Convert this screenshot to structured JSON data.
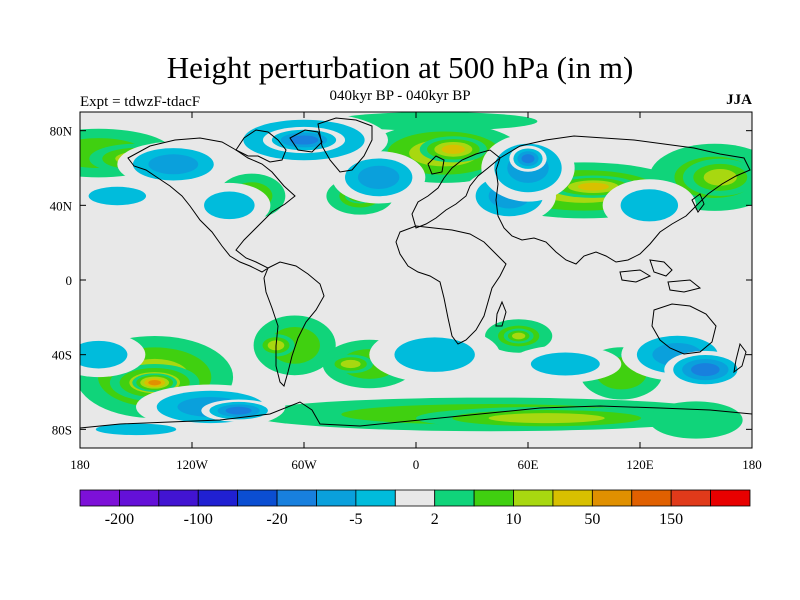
{
  "title": "Height perturbation at 500 hPa (in m)",
  "subtitle": "040kyr BP - 040kyr BP",
  "experiment_label": "Expt = tdwzF-tdacF",
  "season": "JJA",
  "chart_data": {
    "type": "heatmap",
    "projection": "equirectangular",
    "lon_range": [
      -180,
      180
    ],
    "lat_range": [
      -90,
      90
    ],
    "x_ticks": [
      {
        "lon": -180,
        "label": "180"
      },
      {
        "lon": -120,
        "label": "120W"
      },
      {
        "lon": -60,
        "label": "60W"
      },
      {
        "lon": 0,
        "label": "0"
      },
      {
        "lon": 60,
        "label": "60E"
      },
      {
        "lon": 120,
        "label": "120E"
      },
      {
        "lon": 180,
        "label": "180"
      }
    ],
    "y_ticks": [
      {
        "lat": 80,
        "label": "80N"
      },
      {
        "lat": 40,
        "label": "40N"
      },
      {
        "lat": 0,
        "label": "0"
      },
      {
        "lat": -40,
        "label": "40S"
      },
      {
        "lat": -80,
        "label": "80S"
      }
    ],
    "colorbar": {
      "colors": [
        "#7d10d8",
        "#6410d8",
        "#4214d2",
        "#2020d2",
        "#0b4ed2",
        "#1880de",
        "#0aa0dc",
        "#00bcdc",
        "#e8e8e8",
        "#10d47a",
        "#40d010",
        "#a8d810",
        "#d8c000",
        "#e09000",
        "#e06000",
        "#e03a1a",
        "#e80000"
      ],
      "labels": [
        {
          "boundary": 1,
          "text": "-200"
        },
        {
          "boundary": 3,
          "text": "-100"
        },
        {
          "boundary": 5,
          "text": "-20"
        },
        {
          "boundary": 7,
          "text": "-5"
        },
        {
          "boundary": 9,
          "text": "2"
        },
        {
          "boundary": 11,
          "text": "10"
        },
        {
          "boundary": 13,
          "text": "50"
        },
        {
          "boundary": 15,
          "text": "150"
        }
      ]
    },
    "anomalies": [
      {
        "lon": 15,
        "lat": 68,
        "rlon": 42,
        "rlat": 16,
        "level": 11
      },
      {
        "lon": 20,
        "lat": 70,
        "rlon": 18,
        "rlat": 7,
        "level": 12
      },
      {
        "lon": 90,
        "lat": 48,
        "rlon": 55,
        "rlat": 15,
        "level": 11
      },
      {
        "lon": 95,
        "lat": 50,
        "rlon": 24,
        "rlat": 6,
        "level": 12
      },
      {
        "lon": 160,
        "lat": 55,
        "rlon": 35,
        "rlat": 18,
        "level": 10
      },
      {
        "lon": 163,
        "lat": 55,
        "rlon": 20,
        "rlat": 10,
        "level": 11
      },
      {
        "lon": -170,
        "lat": 68,
        "rlon": 40,
        "rlat": 13,
        "level": 10
      },
      {
        "lon": -150,
        "lat": 65,
        "rlon": 25,
        "rlat": 8,
        "level": 11
      },
      {
        "lon": -88,
        "lat": 45,
        "rlon": 18,
        "rlat": 12,
        "level": 10
      },
      {
        "lon": -30,
        "lat": 45,
        "rlon": 18,
        "rlat": 10,
        "level": 10
      },
      {
        "lon": -30,
        "lat": 45,
        "rlon": 8,
        "rlat": 4,
        "level": 12
      },
      {
        "lon": 10,
        "lat": 85,
        "rlon": 55,
        "rlat": 5,
        "level": 9
      },
      {
        "lon": -140,
        "lat": -52,
        "rlon": 42,
        "rlat": 22,
        "level": 11
      },
      {
        "lon": -140,
        "lat": -55,
        "rlon": 24,
        "rlat": 10,
        "level": 12
      },
      {
        "lon": -140,
        "lat": -55,
        "rlon": 12,
        "rlat": 5,
        "level": 13
      },
      {
        "lon": -65,
        "lat": -35,
        "rlon": 22,
        "rlat": 16,
        "level": 10
      },
      {
        "lon": -75,
        "lat": -35,
        "rlon": 10,
        "rlat": 6,
        "level": 11
      },
      {
        "lon": -25,
        "lat": -45,
        "rlon": 25,
        "rlat": 13,
        "level": 10
      },
      {
        "lon": -35,
        "lat": -45,
        "rlon": 12,
        "rlat": 5,
        "level": 11
      },
      {
        "lon": 55,
        "lat": -30,
        "rlon": 18,
        "rlat": 9,
        "level": 10
      },
      {
        "lon": 55,
        "lat": -30,
        "rlon": 8,
        "rlat": 4,
        "level": 11
      },
      {
        "lon": 40,
        "lat": -72,
        "rlon": 130,
        "rlat": 9,
        "level": 10
      },
      {
        "lon": 70,
        "lat": -74,
        "rlon": 70,
        "rlat": 6,
        "level": 11
      },
      {
        "lon": 110,
        "lat": -50,
        "rlon": 22,
        "rlat": 14,
        "level": 10
      },
      {
        "lon": 150,
        "lat": -75,
        "rlon": 25,
        "rlat": 10,
        "level": 9
      }
    ],
    "negative_anomalies": [
      {
        "lon": -130,
        "lat": 62,
        "rlon": 30,
        "rlat": 12,
        "level": 6
      },
      {
        "lon": -60,
        "lat": 75,
        "rlon": 45,
        "rlat": 15,
        "level": 6
      },
      {
        "lon": -60,
        "lat": 75,
        "rlon": 22,
        "rlat": 7,
        "level": 5
      },
      {
        "lon": -20,
        "lat": 55,
        "rlon": 25,
        "rlat": 14,
        "level": 6
      },
      {
        "lon": 50,
        "lat": 45,
        "rlon": 25,
        "rlat": 15,
        "level": 6
      },
      {
        "lon": 60,
        "lat": 60,
        "rlon": 25,
        "rlat": 18,
        "level": 6
      },
      {
        "lon": 60,
        "lat": 65,
        "rlon": 10,
        "rlat": 7,
        "level": 5
      },
      {
        "lon": 125,
        "lat": 40,
        "rlon": 25,
        "rlat": 14,
        "level": 7
      },
      {
        "lon": -160,
        "lat": 45,
        "rlon": 25,
        "rlat": 8,
        "level": 7
      },
      {
        "lon": -100,
        "lat": 40,
        "rlon": 22,
        "rlat": 12,
        "level": 7
      },
      {
        "lon": -170,
        "lat": -40,
        "rlon": 25,
        "rlat": 12,
        "level": 7
      },
      {
        "lon": -110,
        "lat": -68,
        "rlon": 40,
        "rlat": 12,
        "level": 6
      },
      {
        "lon": -95,
        "lat": -70,
        "rlon": 20,
        "rlat": 6,
        "level": 5
      },
      {
        "lon": 10,
        "lat": -40,
        "rlon": 35,
        "rlat": 15,
        "level": 7
      },
      {
        "lon": 140,
        "lat": -40,
        "rlon": 30,
        "rlat": 14,
        "level": 6
      },
      {
        "lon": 155,
        "lat": -48,
        "rlon": 22,
        "rlat": 10,
        "level": 5
      },
      {
        "lon": 80,
        "lat": -45,
        "rlon": 30,
        "rlat": 10,
        "level": 7
      },
      {
        "lon": -150,
        "lat": -80,
        "rlon": 35,
        "rlat": 5,
        "level": 7
      }
    ]
  }
}
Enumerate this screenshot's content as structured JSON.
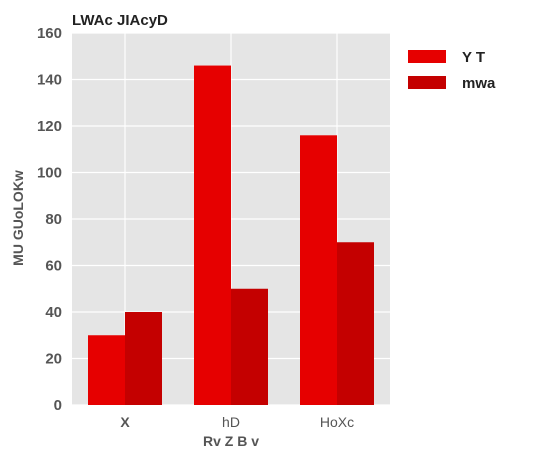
{
  "chart_data": {
    "type": "bar",
    "title": "LWAc JIAcyD",
    "xlabel": "Rv Z  B v",
    "ylabel": "MU   GUoLOKw",
    "categories": [
      "X",
      "hD",
      "HoXc"
    ],
    "category_bold": [
      true,
      false,
      false
    ],
    "ylim": [
      0,
      160
    ],
    "yticks": [
      0,
      20,
      40,
      60,
      80,
      100,
      120,
      140,
      160
    ],
    "grid": true,
    "legend_position": "top-right-outside",
    "series": [
      {
        "name": "Y T",
        "values": [
          30,
          146,
          116
        ],
        "color": "#e60000"
      },
      {
        "name": "mwa",
        "values": [
          40,
          50,
          70
        ],
        "color": "#c40000"
      }
    ]
  },
  "colors": {
    "plot_background": "#e5e5e5",
    "grid": "#ffffff"
  }
}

### TASK GOAL:
Copy out each line of the material that holds the word "boundary".

### RESULT OF THIS TASK:
          "boundary": 1,
          "boundary": 3,
          "boundary": 5,
          "boundary": 7,
          "boundary": 9,
          "boundary": 11,
          "boundary": 13,
          "boundary": 15,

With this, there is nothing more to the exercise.